• [SHORT PROBLEM] Swap "category-bar" for "category-strip" in the data from the line with "place-address: 首爾市鐘路區社稷路161: [793, 821, 1066, 843]" to the line with "like-count[interactable]: 9,641: [1356, 584, 1473, 619]", and return only those lines with nothing else altered.

#####

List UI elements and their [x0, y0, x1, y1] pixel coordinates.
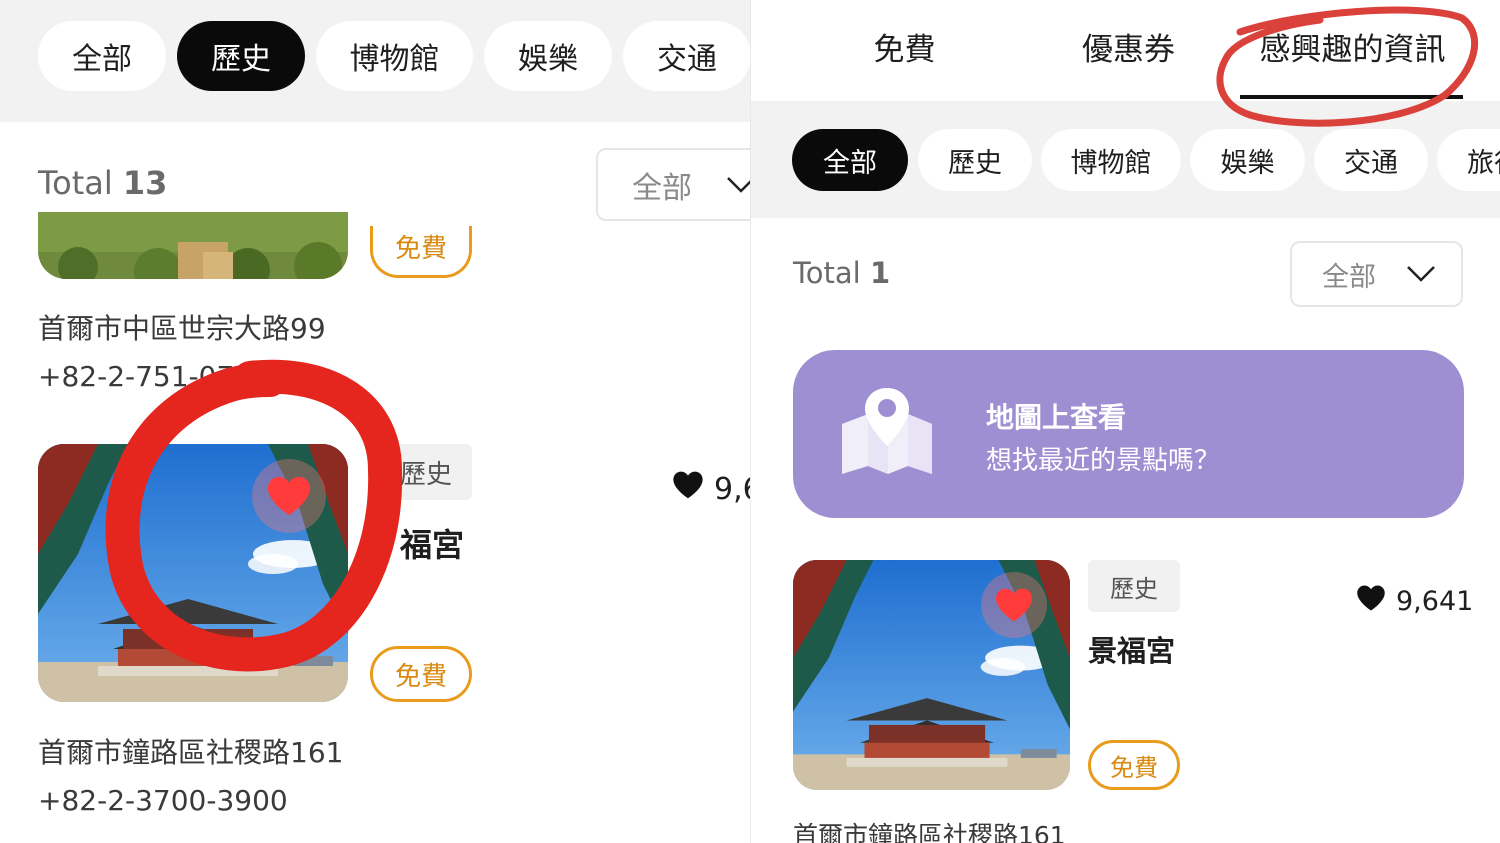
place-address: 首爾市鐘路區社稷路161: [793, 821, 1066, 843]
heart-icon: [1356, 584, 1386, 619]
map-pin-icon: [838, 384, 936, 476]
category-pill-all[interactable]: 全部: [792, 129, 908, 191]
category-bar: 全部 歷史 博物館 娛樂 交通: [0, 0, 750, 122]
place-address: 首爾市鐘路區社稷路161: [38, 736, 344, 769]
category-pill-transport[interactable]: 交通: [1314, 129, 1428, 191]
like-count[interactable]: 9,6: [672, 470, 750, 508]
category-bar: 全部 歷史 博物館 娛樂 交通 旅行: [751, 101, 1500, 218]
like-count[interactable]: 9,641: [1356, 584, 1473, 619]
category-pill-entertainment[interactable]: 娛樂: [484, 21, 612, 91]
free-tag: 免費: [1088, 740, 1180, 790]
category-pill-museum[interactable]: 博物館: [316, 21, 473, 91]
category-pill-travel[interactable]: 旅行: [1437, 129, 1500, 191]
category-pill-entertainment[interactable]: 娛樂: [1190, 129, 1305, 191]
total-count: Total 13: [38, 164, 168, 202]
heart-icon: [672, 470, 704, 508]
sort-select[interactable]: 全部: [596, 148, 750, 221]
free-tag: 免費: [370, 646, 472, 702]
right-content: 全部 歷史 博物館 娛樂 交通 旅行 Total 1 全部 地圖上查看 想找最近…: [751, 0, 1500, 843]
left-screenshot: 全部 歷史 博物館 娛樂 交通 Total 13 全部 免費 首爾市中區世宗大路…: [0, 0, 750, 843]
category-pill-history[interactable]: 歷史: [177, 21, 305, 91]
favorite-heart-icon[interactable]: [252, 459, 326, 533]
category-pill-transport[interactable]: 交通: [623, 21, 750, 91]
place-address: 首爾市中區世宗大路99: [38, 312, 326, 345]
place-name[interactable]: 福宮: [400, 520, 464, 566]
category-pill-all[interactable]: 全部: [38, 21, 166, 91]
map-banner-subtitle: 想找最近的景點嗎？: [986, 446, 1221, 476]
sort-select-value: 全部: [632, 170, 692, 206]
map-view-banner[interactable]: 地圖上查看 想找最近的景點嗎？: [793, 350, 1464, 518]
free-tag: 免費: [370, 226, 472, 278]
category-pill-history[interactable]: 歷史: [918, 129, 1032, 191]
place-phone[interactable]: +82-2-3700-3900: [38, 784, 288, 817]
map-banner-title: 地圖上查看: [986, 401, 1127, 434]
chevron-down-icon: [1406, 259, 1436, 290]
favorite-heart-icon[interactable]: [981, 572, 1047, 638]
place-phone[interactable]: +82-2-751-0734: [38, 360, 270, 393]
chevron-down-icon: [726, 167, 750, 202]
total-count: Total 1: [793, 256, 891, 290]
category-pill-museum[interactable]: 博物館: [1041, 129, 1181, 191]
category-tag: 歷史: [380, 444, 472, 500]
place-thumbnail[interactable]: [38, 212, 348, 279]
sort-select-value: 全部: [1322, 261, 1376, 293]
place-name[interactable]: 景福宮: [1088, 628, 1175, 670]
category-tag: 歷史: [1088, 560, 1180, 612]
sort-select[interactable]: 全部: [1290, 241, 1463, 307]
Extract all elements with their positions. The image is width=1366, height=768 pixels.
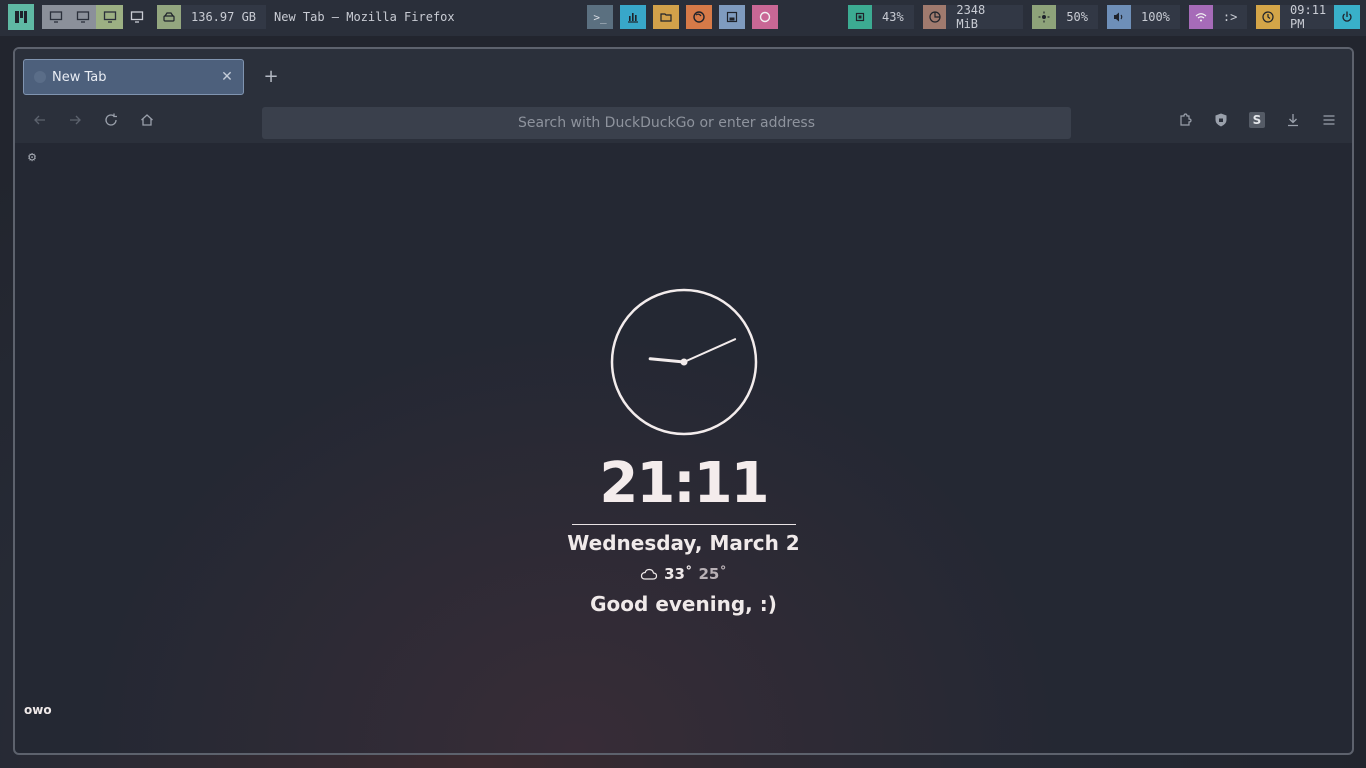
- folder-icon[interactable]: [653, 5, 679, 29]
- s-extension-icon: S: [1249, 112, 1265, 128]
- extensions-button[interactable]: [1174, 109, 1196, 131]
- brightness-status: 50%: [1032, 5, 1098, 29]
- disk-usage: 136.97 GB: [157, 5, 267, 29]
- memory-icon: [922, 5, 947, 29]
- home-button[interactable]: [136, 109, 158, 131]
- cloud-icon: [641, 568, 658, 580]
- brightness-value: 50%: [1056, 5, 1098, 29]
- app-menu-button[interactable]: [8, 4, 34, 30]
- power-button[interactable]: [1334, 5, 1360, 29]
- shield-button[interactable]: [1210, 109, 1232, 131]
- minute-hand: [683, 338, 737, 363]
- workspace-4[interactable]: [123, 5, 150, 29]
- volume-status[interactable]: 100%: [1107, 5, 1180, 29]
- monitor-icon: [76, 11, 89, 23]
- favicon-icon: [34, 71, 46, 83]
- arrow-right-icon: [70, 115, 81, 125]
- monitor-icon: [130, 11, 143, 23]
- divider: [572, 524, 796, 525]
- clock-center: [680, 358, 688, 366]
- system-status: 43% 2348 MiB 50% 100% :> 09:11 PM: [848, 3, 1366, 31]
- home-icon: [141, 114, 153, 126]
- navigation-toolbar: S: [15, 97, 1352, 143]
- arrow-left-icon: [34, 115, 45, 125]
- top-bar: 136.97 GB New Tab — Mozilla Firefox >_ 4…: [0, 0, 1366, 36]
- s-extension-button[interactable]: S: [1246, 109, 1268, 131]
- puzzle-icon: [1180, 113, 1192, 126]
- gear-icon[interactable]: ⚙: [26, 151, 38, 164]
- analog-clock: [610, 288, 758, 436]
- weather-widget: 33˚ 25˚: [15, 565, 1352, 583]
- power-icon: [1342, 11, 1352, 22]
- reload-button[interactable]: [100, 109, 122, 131]
- volume-value: 100%: [1131, 5, 1180, 29]
- terminal-icon[interactable]: >_: [587, 5, 613, 29]
- window-title: New Tab — Mozilla Firefox: [274, 10, 455, 24]
- close-tab-icon[interactable]: ✕: [219, 68, 235, 86]
- workspace-1[interactable]: [42, 5, 69, 29]
- tab-title: New Tab: [52, 69, 107, 85]
- hour-hand: [648, 357, 686, 364]
- disk-value: 136.97 GB: [181, 5, 267, 29]
- new-tab-page: ⚙ 21:11 Wednesday, March 2 33˚ 25˚ Good …: [15, 143, 1352, 753]
- volume-icon: [1107, 5, 1131, 29]
- greeting-text: Good evening, :): [590, 592, 777, 616]
- digital-time: 21:11: [599, 451, 769, 516]
- hamburger-icon: [1323, 115, 1335, 125]
- shield-icon: [1215, 113, 1227, 127]
- download-icon: [1288, 114, 1298, 127]
- cpu-value: 43%: [872, 5, 914, 29]
- weather-high: 33˚: [664, 565, 693, 583]
- monitor-icon: [103, 11, 116, 23]
- grid-menu-icon: [15, 11, 27, 23]
- url-bar[interactable]: [262, 107, 1071, 139]
- downloads-button[interactable]: [1282, 109, 1304, 131]
- new-tab-button[interactable]: +: [261, 66, 281, 87]
- forward-button[interactable]: [64, 109, 86, 131]
- firefox-icon[interactable]: [686, 5, 712, 29]
- save-icon[interactable]: [719, 5, 745, 29]
- launcher-bar: >_: [587, 5, 785, 29]
- back-button[interactable]: [29, 109, 51, 131]
- network-status[interactable]: :>: [1188, 5, 1248, 29]
- tab-strip: New Tab ✕ +: [15, 49, 1352, 97]
- network-value: :>: [1212, 5, 1248, 29]
- weather-low: 25˚: [698, 565, 727, 583]
- clock-icon: [1256, 5, 1281, 29]
- wifi-icon: [1188, 5, 1213, 29]
- cpu-icon: [848, 5, 872, 29]
- cpu-status: 43%: [848, 5, 914, 29]
- workspace-switcher: [42, 5, 150, 29]
- brightness-icon: [1032, 5, 1057, 29]
- memory-status: 2348 MiB: [922, 3, 1024, 31]
- record-icon[interactable]: [752, 5, 778, 29]
- drive-icon: [157, 5, 181, 29]
- date-text: Wednesday, March 2: [567, 531, 800, 555]
- firefox-window: New Tab ✕ + Search with DuckDuckGo or en…: [13, 47, 1354, 755]
- workspace-3[interactable]: [96, 5, 123, 29]
- tab-new-tab[interactable]: New Tab ✕: [23, 59, 244, 95]
- reload-icon: [105, 113, 117, 126]
- app-menu-hamburger[interactable]: [1318, 109, 1340, 131]
- footer-text: owo: [24, 703, 52, 717]
- monitor-icon: [49, 11, 62, 23]
- workspace-2[interactable]: [69, 5, 96, 29]
- memory-value: 2348 MiB: [946, 3, 1024, 31]
- chart-icon[interactable]: [620, 5, 646, 29]
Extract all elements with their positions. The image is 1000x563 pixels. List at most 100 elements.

#####

• [OUTPUT]
place-address: 首爾市鐘路區社稷路161: [793, 821, 1066, 843]
heart-icon: [1356, 584, 1386, 619]
map-pin-icon: [838, 384, 936, 476]
category-pill-all[interactable]: 全部: [792, 129, 908, 191]
category-strip: 全部 歷史 博物館 娛樂 交通: [0, 0, 750, 122]
place-address: 首爾市鐘路區社稷路161: [38, 736, 344, 769]
category-pill-transport[interactable]: 交通: [1314, 129, 1428, 191]
like-count[interactable]: 9,6: [672, 470, 750, 508]
category-strip: 全部 歷史 博物館 娛樂 交通 旅行: [751, 101, 1500, 218]
like-count[interactable]: 9,641: [1356, 584, 1473, 619]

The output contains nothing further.